- **Task statement**
Each record is to be printed again precisely as it reads.

- **Provided records**
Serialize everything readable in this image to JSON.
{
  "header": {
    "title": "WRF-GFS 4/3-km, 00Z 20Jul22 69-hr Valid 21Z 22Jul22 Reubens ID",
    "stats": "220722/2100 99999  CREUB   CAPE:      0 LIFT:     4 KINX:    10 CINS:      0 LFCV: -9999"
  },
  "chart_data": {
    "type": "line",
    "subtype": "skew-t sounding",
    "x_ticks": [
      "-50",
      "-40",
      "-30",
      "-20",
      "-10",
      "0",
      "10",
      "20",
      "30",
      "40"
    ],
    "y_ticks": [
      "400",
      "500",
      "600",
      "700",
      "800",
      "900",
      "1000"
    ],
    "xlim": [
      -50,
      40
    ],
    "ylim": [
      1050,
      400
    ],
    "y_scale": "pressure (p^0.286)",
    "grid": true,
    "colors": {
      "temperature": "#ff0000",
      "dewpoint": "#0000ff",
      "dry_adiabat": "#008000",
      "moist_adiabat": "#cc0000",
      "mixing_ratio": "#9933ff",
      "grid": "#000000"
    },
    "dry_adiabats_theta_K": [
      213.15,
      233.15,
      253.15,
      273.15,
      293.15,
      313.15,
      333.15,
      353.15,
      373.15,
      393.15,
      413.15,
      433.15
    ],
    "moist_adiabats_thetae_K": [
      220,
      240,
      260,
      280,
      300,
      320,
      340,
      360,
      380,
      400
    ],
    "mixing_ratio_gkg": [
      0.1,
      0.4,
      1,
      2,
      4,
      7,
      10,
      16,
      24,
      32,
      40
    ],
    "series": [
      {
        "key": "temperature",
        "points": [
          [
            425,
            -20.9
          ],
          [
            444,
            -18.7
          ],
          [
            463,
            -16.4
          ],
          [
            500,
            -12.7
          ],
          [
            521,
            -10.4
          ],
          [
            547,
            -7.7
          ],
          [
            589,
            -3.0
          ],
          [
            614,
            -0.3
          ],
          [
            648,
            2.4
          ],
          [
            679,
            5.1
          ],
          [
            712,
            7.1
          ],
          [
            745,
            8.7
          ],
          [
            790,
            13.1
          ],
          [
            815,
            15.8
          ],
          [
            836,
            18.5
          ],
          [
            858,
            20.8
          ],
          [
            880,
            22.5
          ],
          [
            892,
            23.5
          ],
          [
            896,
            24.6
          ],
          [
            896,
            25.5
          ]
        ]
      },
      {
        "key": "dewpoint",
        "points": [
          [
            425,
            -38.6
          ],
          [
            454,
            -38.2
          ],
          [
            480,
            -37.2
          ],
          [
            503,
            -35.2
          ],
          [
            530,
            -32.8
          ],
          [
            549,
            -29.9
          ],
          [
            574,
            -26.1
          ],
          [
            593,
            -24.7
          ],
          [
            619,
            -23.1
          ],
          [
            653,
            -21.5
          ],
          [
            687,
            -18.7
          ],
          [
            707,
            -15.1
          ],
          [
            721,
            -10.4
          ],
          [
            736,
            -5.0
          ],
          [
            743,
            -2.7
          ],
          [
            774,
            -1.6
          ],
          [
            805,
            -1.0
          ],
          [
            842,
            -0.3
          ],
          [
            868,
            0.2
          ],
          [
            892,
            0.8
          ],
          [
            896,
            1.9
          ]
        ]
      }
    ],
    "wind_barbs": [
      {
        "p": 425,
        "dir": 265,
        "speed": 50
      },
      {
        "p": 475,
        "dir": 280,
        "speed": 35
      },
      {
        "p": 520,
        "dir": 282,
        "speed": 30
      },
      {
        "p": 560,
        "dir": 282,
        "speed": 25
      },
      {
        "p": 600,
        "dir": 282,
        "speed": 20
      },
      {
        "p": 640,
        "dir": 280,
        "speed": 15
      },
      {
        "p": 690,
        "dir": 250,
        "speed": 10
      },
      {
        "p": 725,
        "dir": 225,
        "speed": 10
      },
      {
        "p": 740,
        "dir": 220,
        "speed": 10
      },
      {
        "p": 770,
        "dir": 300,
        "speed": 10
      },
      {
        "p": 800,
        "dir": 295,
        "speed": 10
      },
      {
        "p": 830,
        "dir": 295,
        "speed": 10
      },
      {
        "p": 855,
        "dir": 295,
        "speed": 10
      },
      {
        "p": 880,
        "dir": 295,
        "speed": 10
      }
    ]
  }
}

- **Worked solution**
Serialize everything readable in this image to JSON.
{
  "header": {
    "title": "WRF-GFS 4/3-km, 00Z 20Jul22 69-hr Valid 21Z 22Jul22 Reubens ID",
    "stats": "220722/2100 99999  CREUB   CAPE:      0 LIFT:     4 KINX:    10 CINS:      0 LFCV: -9999"
  },
  "chart_data": {
    "type": "line",
    "subtype": "skew-t sounding",
    "x_ticks": [
      "-50",
      "-40",
      "-30",
      "-20",
      "-10",
      "0",
      "10",
      "20",
      "30",
      "40"
    ],
    "y_ticks": [
      "400",
      "500",
      "600",
      "700",
      "800",
      "900",
      "1000"
    ],
    "xlim": [
      -50,
      40
    ],
    "ylim": [
      1050,
      400
    ],
    "y_scale": "pressure (p^0.286)",
    "grid": true,
    "colors": {
      "temperature": "#ff0000",
      "dewpoint": "#0000ff",
      "dry_adiabat": "#008000",
      "moist_adiabat": "#cc0000",
      "mixing_ratio": "#9933ff",
      "grid": "#000000"
    },
    "dry_adiabats_theta_K": [
      213.15,
      233.15,
      253.15,
      273.15,
      293.15,
      313.15,
      333.15,
      353.15,
      373.15,
      393.15,
      413.15,
      433.15
    ],
    "moist_adiabats_thetae_K": [
      220,
      240,
      260,
      280,
      300,
      320,
      340,
      360,
      380,
      400
    ],
    "mixing_ratio_gkg": [
      0.1,
      0.4,
      1,
      2,
      4,
      7,
      10,
      16,
      24,
      32,
      40
    ],
    "series": [
      {
        "key": "temperature",
        "points": [
          [
            425,
            -20.9
          ],
          [
            444,
            -18.7
          ],
          [
            463,
            -16.4
          ],
          [
            500,
            -12.7
          ],
          [
            521,
            -10.4
          ],
          [
            547,
            -7.7
          ],
          [
            589,
            -3.0
          ],
          [
            614,
            -0.3
          ],
          [
            648,
            2.4
          ],
          [
            679,
            5.1
          ],
          [
            712,
            7.1
          ],
          [
            745,
            8.7
          ],
          [
            790,
            13.1
          ],
          [
            815,
            15.8
          ],
          [
            836,
            18.5
          ],
          [
            858,
            20.8
          ],
          [
            880,
            22.5
          ],
          [
            892,
            23.5
          ],
          [
            896,
            24.6
          ],
          [
            896,
            25.5
          ]
        ]
      },
      {
        "key": "dewpoint",
        "points": [
          [
            425,
            -38.6
          ],
          [
            454,
            -38.2
          ],
          [
            480,
            -37.2
          ],
          [
            503,
            -35.2
          ],
          [
            530,
            -32.8
          ],
          [
            549,
            -29.9
          ],
          [
            574,
            -26.1
          ],
          [
            593,
            -24.7
          ],
          [
            619,
            -23.1
          ],
          [
            653,
            -21.5
          ],
          [
            687,
            -18.7
          ],
          [
            707,
            -15.1
          ],
          [
            721,
            -10.4
          ],
          [
            736,
            -5.0
          ],
          [
            743,
            -2.7
          ],
          [
            774,
            -1.6
          ],
          [
            805,
            -1.0
          ],
          [
            842,
            -0.3
          ],
          [
            868,
            0.2
          ],
          [
            892,
            0.8
          ],
          [
            896,
            1.9
          ]
        ]
      }
    ],
    "wind_barbs": [
      {
        "p": 425,
        "dir": 265,
        "speed": 50
      },
      {
        "p": 475,
        "dir": 280,
        "speed": 35
      },
      {
        "p": 520,
        "dir": 282,
        "speed": 30
      },
      {
        "p": 560,
        "dir": 282,
        "speed": 25
      },
      {
        "p": 600,
        "dir": 282,
        "speed": 20
      },
      {
        "p": 640,
        "dir": 280,
        "speed": 15
      },
      {
        "p": 690,
        "dir": 250,
        "speed": 10
      },
      {
        "p": 725,
        "dir": 225,
        "speed": 10
      },
      {
        "p": 740,
        "dir": 220,
        "speed": 10
      },
      {
        "p": 770,
        "dir": 300,
        "speed": 10
      },
      {
        "p": 800,
        "dir": 295,
        "speed": 10
      },
      {
        "p": 830,
        "dir": 295,
        "speed": 10
      },
      {
        "p": 855,
        "dir": 295,
        "speed": 10
      },
      {
        "p": 880,
        "dir": 295,
        "speed": 10
      }
    ]
  }
}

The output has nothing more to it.